= Work to be completed =
Extract from the listing each line in which the word "notate" appears.

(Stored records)
━━━━

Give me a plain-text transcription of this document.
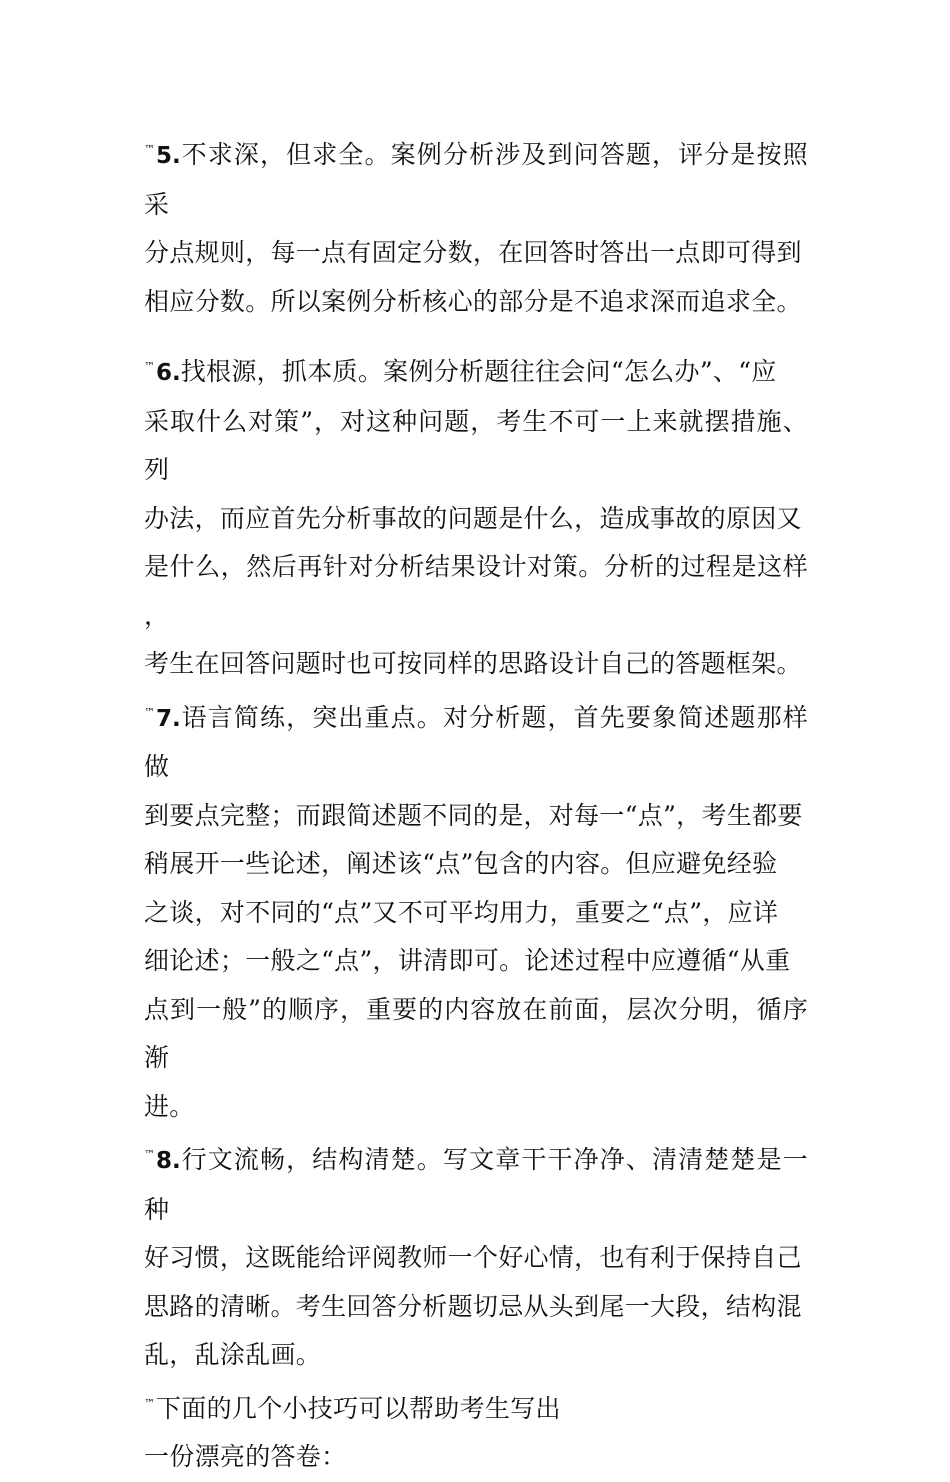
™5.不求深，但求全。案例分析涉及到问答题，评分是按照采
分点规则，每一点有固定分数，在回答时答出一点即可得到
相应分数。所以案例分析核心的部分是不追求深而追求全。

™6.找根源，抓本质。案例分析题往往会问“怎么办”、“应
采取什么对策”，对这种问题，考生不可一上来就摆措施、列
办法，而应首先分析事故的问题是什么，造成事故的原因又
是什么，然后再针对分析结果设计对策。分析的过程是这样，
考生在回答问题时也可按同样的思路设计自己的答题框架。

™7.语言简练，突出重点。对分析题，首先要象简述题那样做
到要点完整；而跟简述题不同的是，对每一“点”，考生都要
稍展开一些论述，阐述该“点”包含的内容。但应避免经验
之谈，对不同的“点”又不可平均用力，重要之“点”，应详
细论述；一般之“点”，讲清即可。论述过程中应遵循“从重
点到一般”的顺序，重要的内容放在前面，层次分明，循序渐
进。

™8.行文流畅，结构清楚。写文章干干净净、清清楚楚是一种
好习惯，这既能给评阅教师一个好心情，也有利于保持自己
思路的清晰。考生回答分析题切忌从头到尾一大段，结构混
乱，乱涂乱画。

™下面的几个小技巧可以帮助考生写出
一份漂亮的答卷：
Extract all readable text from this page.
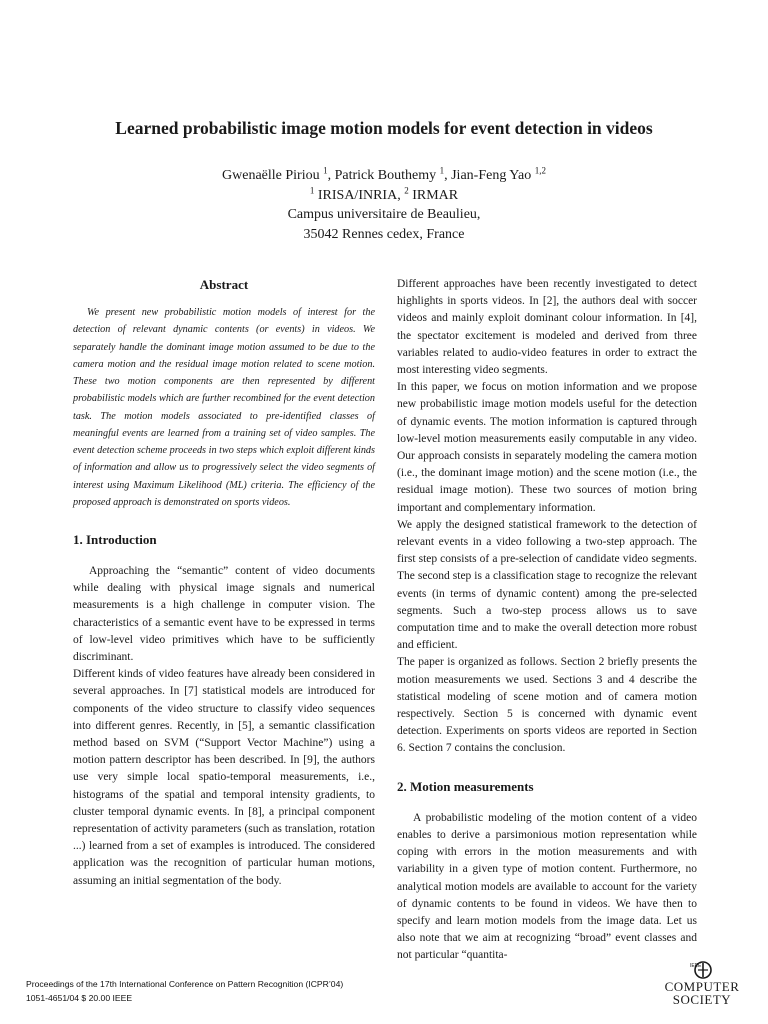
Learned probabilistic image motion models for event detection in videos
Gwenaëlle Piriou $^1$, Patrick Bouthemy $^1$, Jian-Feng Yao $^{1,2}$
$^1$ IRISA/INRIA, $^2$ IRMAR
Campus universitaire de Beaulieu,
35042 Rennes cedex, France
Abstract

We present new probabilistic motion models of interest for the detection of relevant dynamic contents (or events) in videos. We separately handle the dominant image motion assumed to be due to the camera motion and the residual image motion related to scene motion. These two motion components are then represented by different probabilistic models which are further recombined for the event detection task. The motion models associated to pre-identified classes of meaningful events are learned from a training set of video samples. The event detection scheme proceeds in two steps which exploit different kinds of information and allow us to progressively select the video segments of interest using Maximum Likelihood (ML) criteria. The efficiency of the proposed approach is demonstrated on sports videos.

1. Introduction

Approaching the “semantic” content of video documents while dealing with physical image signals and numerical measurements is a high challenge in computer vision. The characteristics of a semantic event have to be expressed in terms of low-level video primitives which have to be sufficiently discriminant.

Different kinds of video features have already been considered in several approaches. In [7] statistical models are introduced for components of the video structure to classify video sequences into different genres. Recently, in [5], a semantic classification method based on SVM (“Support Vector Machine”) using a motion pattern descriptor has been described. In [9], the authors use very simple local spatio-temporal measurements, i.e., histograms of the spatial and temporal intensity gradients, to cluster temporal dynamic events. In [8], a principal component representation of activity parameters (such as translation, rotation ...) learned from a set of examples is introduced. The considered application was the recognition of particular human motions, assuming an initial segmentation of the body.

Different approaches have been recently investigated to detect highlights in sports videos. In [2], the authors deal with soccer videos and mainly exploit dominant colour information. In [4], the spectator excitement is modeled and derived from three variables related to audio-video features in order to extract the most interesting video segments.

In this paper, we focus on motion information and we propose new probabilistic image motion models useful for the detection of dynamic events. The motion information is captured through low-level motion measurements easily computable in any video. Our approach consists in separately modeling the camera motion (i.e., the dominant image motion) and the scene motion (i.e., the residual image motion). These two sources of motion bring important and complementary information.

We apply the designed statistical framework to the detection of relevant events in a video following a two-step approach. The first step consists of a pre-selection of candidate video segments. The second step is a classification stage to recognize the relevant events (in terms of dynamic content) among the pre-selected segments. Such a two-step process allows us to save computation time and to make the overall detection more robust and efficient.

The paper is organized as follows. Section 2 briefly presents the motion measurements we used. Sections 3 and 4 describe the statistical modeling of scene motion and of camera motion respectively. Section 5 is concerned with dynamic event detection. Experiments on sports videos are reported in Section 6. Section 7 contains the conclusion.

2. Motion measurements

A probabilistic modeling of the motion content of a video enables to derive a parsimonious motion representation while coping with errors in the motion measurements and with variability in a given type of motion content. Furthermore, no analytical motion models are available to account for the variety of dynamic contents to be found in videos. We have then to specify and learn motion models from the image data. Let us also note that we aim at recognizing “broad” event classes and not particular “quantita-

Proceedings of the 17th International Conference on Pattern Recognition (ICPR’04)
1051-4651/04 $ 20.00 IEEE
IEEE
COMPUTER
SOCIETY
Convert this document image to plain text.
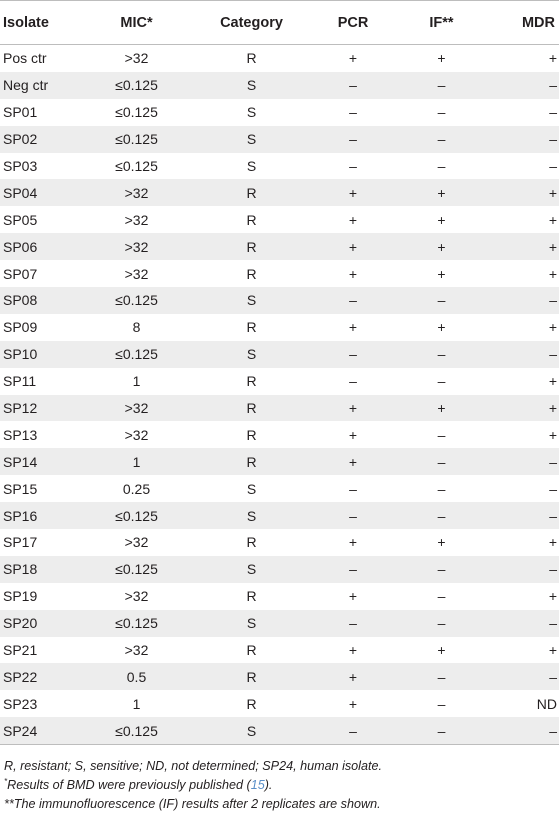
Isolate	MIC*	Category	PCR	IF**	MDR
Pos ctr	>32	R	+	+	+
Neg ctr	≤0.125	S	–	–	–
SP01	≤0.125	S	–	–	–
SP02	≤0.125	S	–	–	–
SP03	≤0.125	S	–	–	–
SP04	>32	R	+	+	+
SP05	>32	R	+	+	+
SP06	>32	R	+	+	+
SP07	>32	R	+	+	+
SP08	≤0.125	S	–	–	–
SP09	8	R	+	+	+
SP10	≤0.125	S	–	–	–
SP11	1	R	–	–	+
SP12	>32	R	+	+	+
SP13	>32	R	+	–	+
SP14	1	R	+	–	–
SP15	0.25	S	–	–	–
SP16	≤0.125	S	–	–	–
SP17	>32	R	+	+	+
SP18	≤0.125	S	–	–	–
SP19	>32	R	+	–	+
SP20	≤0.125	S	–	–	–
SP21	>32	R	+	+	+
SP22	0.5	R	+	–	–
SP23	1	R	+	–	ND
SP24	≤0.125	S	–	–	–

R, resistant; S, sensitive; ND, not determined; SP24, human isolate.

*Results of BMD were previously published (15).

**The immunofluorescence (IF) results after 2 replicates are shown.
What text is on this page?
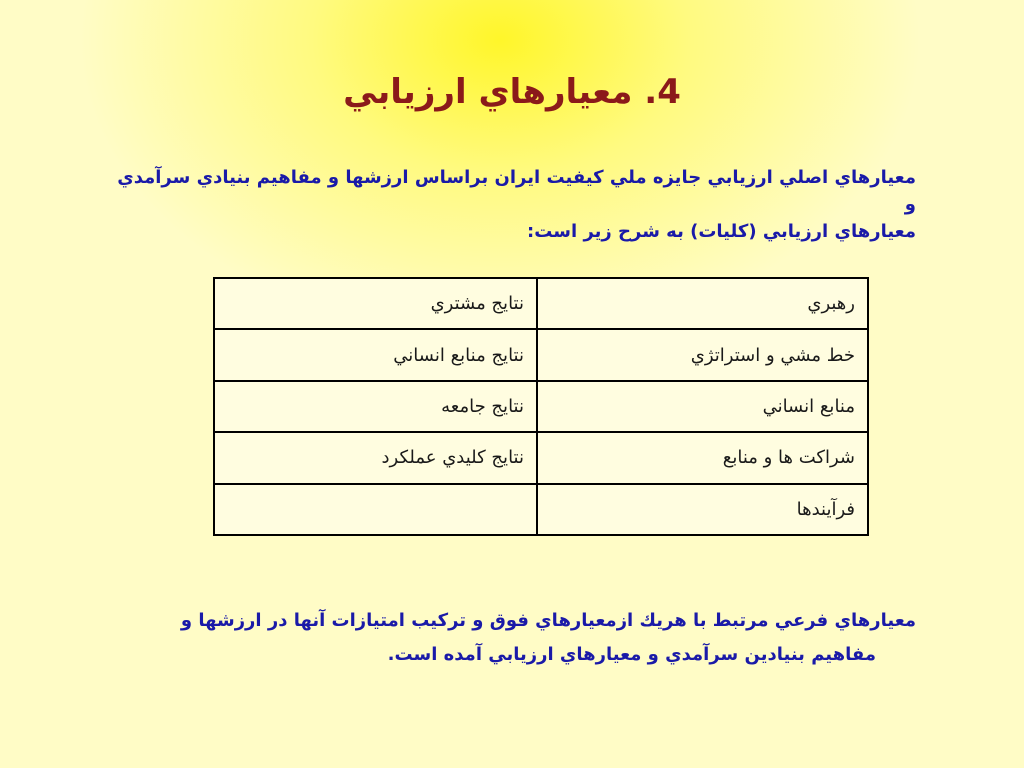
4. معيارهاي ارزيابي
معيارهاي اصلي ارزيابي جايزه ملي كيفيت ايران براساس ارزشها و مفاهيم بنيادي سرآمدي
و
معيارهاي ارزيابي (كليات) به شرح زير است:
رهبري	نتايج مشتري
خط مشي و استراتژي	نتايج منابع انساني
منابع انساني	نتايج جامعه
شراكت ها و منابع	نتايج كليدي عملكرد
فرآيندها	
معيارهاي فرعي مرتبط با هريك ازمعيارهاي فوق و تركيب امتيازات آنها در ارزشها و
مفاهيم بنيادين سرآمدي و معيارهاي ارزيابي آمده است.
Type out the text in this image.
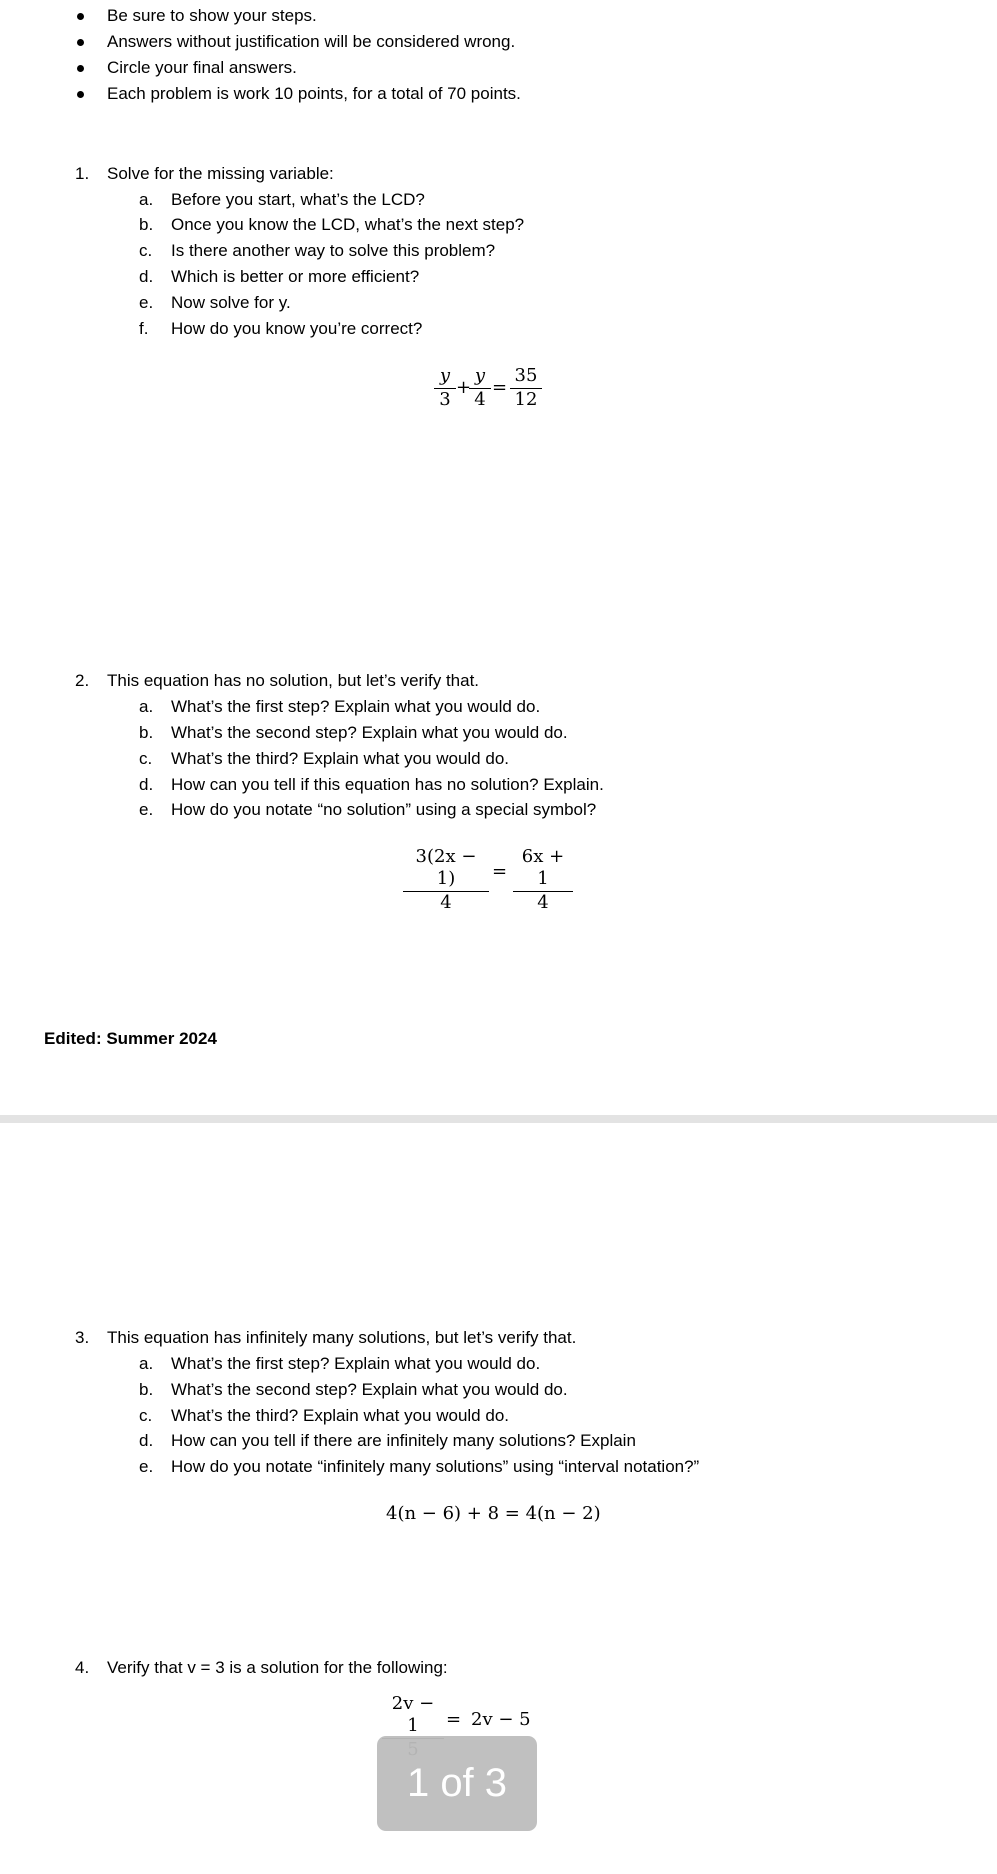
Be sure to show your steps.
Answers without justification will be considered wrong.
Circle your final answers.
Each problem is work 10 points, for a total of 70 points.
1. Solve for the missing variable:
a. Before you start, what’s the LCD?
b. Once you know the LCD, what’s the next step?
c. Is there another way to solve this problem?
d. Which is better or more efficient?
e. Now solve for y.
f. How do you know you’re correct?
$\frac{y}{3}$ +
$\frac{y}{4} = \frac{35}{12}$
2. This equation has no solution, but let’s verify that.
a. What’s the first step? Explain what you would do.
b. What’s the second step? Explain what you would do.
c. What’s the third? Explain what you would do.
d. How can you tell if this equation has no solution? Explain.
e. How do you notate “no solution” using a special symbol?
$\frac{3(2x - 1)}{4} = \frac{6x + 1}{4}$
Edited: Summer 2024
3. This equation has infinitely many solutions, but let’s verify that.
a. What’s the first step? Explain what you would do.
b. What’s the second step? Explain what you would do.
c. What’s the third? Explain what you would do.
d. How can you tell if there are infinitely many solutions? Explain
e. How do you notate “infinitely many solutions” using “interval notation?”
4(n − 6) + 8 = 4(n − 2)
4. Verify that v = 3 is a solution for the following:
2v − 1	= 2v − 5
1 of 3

━━━━

= The output =
e. How do you notate “no solution” using a special symbol?
e. How do you notate “infinitely many solutions” using “interval notation?”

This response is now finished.